The reality is that a large part of the UK's so-called service industry is
based exactly on the creation and maintenance of offshore schemes of all
kinds, and much of the wealth of Cameron's party backers would evaporate if
the schemes were made public.

Voters are mostly too uninformed to know much about this world. But public
exposure plays very badly with them, because Cameron famously said "We're all
in this together" while promoting austerity at the start of the first
Coalition term.

Now, even the most unaware British voters are beginning to wonder if perhaps
he was being less than entirely honest.

Conveniently, it would be the easiest thing in the world to throw Cameron
overboard, leave Europe - so the scams can continue - and carry on with
someone fresh, new, shiny, and untainted by association, who can guarantee
business as usual behind the scenes.

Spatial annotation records
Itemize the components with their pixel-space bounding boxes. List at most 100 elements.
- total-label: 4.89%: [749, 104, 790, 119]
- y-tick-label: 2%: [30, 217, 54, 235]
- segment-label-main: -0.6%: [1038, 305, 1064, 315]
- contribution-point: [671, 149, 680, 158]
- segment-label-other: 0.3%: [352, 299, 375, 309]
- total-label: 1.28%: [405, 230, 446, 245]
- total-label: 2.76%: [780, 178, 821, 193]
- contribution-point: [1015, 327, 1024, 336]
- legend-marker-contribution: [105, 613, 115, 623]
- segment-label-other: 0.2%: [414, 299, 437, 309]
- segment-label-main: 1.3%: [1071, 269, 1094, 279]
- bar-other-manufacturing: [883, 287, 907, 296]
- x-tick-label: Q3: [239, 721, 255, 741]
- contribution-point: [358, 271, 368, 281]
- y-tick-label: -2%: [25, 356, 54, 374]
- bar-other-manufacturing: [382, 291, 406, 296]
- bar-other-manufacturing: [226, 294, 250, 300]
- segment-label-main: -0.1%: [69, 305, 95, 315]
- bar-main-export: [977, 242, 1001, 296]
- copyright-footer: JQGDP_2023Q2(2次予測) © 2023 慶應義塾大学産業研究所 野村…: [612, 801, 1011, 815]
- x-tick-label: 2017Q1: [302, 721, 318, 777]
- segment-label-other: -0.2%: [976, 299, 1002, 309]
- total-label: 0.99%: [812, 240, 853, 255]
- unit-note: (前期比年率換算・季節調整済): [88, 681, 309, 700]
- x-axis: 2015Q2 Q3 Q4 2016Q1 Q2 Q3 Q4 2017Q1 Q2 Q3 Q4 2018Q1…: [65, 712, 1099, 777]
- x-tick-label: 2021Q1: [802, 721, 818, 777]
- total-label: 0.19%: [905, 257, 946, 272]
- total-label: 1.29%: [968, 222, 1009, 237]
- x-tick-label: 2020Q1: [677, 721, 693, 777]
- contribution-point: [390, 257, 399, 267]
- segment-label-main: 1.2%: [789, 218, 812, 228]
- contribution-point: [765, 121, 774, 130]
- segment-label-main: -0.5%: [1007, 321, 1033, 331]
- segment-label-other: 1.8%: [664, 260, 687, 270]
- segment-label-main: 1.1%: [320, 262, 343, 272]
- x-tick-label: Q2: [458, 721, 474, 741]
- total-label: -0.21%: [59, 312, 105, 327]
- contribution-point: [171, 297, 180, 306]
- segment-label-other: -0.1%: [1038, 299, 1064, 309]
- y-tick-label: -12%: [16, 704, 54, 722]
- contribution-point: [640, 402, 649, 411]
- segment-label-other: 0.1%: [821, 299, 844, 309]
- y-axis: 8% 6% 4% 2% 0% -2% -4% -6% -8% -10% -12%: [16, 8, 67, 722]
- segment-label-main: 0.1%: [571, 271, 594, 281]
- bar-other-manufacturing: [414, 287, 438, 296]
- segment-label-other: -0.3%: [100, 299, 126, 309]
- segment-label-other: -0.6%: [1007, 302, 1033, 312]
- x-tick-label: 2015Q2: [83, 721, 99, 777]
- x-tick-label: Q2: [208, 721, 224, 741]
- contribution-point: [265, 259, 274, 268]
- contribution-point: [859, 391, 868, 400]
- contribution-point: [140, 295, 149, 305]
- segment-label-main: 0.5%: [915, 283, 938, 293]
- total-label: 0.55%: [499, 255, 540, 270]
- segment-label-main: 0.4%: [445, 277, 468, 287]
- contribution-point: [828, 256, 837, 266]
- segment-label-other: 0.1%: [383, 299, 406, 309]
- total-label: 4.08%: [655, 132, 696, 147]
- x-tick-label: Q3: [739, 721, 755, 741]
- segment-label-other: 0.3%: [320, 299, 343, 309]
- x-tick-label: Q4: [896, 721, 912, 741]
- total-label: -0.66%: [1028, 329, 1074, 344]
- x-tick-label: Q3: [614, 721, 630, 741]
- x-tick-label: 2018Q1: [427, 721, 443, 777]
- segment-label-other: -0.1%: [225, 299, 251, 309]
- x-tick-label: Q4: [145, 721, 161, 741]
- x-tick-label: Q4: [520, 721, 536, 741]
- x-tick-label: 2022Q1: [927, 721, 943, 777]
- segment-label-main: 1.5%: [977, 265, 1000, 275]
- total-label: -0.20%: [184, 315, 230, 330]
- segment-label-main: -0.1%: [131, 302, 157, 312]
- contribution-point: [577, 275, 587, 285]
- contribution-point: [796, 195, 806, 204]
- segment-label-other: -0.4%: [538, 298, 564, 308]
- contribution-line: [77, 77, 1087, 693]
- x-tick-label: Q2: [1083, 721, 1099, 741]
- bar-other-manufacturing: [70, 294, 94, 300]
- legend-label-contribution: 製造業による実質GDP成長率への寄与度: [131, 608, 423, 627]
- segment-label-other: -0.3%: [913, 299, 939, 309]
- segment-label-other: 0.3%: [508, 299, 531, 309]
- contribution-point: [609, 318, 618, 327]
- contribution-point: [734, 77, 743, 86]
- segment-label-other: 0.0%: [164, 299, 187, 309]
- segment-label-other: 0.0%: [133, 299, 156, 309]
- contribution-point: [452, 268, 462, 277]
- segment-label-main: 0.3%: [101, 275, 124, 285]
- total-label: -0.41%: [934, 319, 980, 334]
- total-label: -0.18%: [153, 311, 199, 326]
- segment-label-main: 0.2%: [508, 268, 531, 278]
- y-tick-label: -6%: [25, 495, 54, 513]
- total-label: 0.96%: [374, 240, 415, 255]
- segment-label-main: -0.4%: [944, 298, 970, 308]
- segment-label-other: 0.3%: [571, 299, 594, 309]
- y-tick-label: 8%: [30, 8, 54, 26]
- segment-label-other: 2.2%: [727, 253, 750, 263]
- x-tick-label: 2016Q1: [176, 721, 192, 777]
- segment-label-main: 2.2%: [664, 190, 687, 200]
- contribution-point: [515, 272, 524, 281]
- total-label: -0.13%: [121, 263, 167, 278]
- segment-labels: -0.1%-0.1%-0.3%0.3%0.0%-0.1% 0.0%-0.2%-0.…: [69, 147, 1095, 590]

◆ Objectives
1. From the Cameron passage, return the stretch that starts at the words "Voters are mostly" and stops after the words "than entirely honest.".
2. In the series of descriptive words that the Cameron passage applies to the "someone" who might replace Cameron, list each term.

◆ Responses in order
1.
Voters are mostly too uninformed to know much about this world. But public
exposure plays very badly with them, because Cameron famously said "We're all
in this together" while promoting austerity at the start of the first
Coalition term.

Now, even the most unaware British voters are beginning to wonder if perhaps
he was being less than entirely honest.

2.
fresh
new
shiny
untainted by association